- [Recorded information]:
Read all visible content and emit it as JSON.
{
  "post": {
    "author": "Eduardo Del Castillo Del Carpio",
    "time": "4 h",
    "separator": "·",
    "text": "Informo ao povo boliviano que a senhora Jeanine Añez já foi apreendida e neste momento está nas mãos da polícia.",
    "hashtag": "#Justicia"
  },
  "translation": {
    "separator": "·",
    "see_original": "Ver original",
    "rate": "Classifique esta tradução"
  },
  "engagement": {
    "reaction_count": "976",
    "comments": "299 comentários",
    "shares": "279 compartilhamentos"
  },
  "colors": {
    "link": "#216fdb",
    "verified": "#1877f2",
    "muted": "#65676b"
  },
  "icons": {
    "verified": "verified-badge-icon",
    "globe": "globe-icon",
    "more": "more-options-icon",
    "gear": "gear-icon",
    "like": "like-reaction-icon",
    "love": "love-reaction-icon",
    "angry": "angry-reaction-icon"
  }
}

- [Exercise task]: Scan the material above. Extract every line in which the word "verified" occurs.

- [Output for this task]:
    "verified": "#1877f2",
    "verified": "verified-badge-icon",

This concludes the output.